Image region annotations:
━━━━━━━━━━━━━━━━
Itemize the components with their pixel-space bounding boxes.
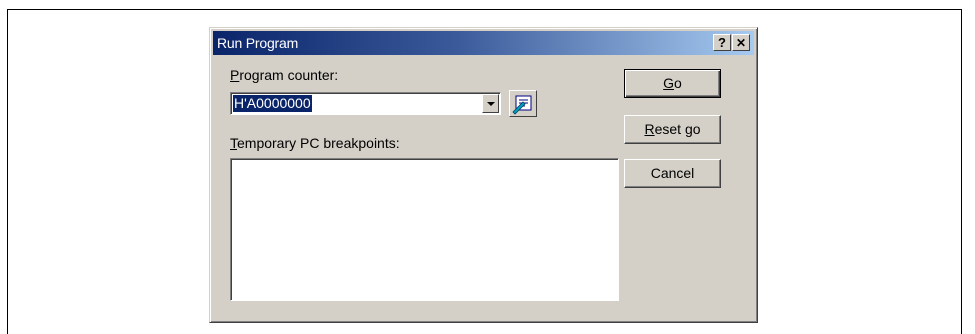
temporary-breakpoints-label: Temporary PC breakpoints: <box>230 135 400 151</box>
close-icon: ✕ <box>735 36 747 50</box>
reset-go-button[interactable]: Reset go <box>624 115 721 144</box>
program-counter-value[interactable]: H'A0000000 <box>233 95 312 112</box>
help-icon: ? <box>718 35 726 50</box>
chevron-down-icon[interactable] <box>482 94 499 113</box>
program-counter-label: Program counter: <box>230 67 339 83</box>
dialog-title: Run Program <box>217 35 299 51</box>
close-button[interactable]: ✕ <box>732 34 750 51</box>
run-program-dialog: Run Program ? ✕ Program counter: H'A0000… <box>209 27 758 323</box>
cancel-button[interactable]: Cancel <box>624 159 721 188</box>
pc-select-icon <box>512 95 532 115</box>
pc-select-button[interactable] <box>509 90 537 117</box>
help-button[interactable]: ? <box>713 34 731 51</box>
program-counter-combobox[interactable]: H'A0000000 <box>230 92 501 115</box>
temporary-breakpoints-list[interactable] <box>230 158 619 301</box>
go-button[interactable]: Go <box>624 69 721 98</box>
title-bar[interactable]: Run Program ? ✕ <box>213 31 754 55</box>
━━━━━━━━━━━━━━━━
Put the lines of the records from the one containing "temporary-breakpoints-label: Temporary PC" through the one containing "dialog-title: Run Program", inclusive, into a numbered list, leaving out any blank lines.

Exercise result:
1. temporary-breakpoints-label: Temporary PC breakpoints: <box>230 135 400 151</box>
2. close-icon: ✕ <box>735 36 747 50</box>
3. reset-go-button[interactable]: Reset go <box>624 115 721 144</box>
4. program-counter-value[interactable]: H'A0000000 <box>233 95 312 112</box>
5. help-icon: ? <box>718 35 726 50</box>
6. chevron-down-icon[interactable] <box>482 94 499 113</box>
7. program-counter-label: Program counter: <box>230 67 339 83</box>
8. dialog-title: Run Program <box>217 35 299 51</box>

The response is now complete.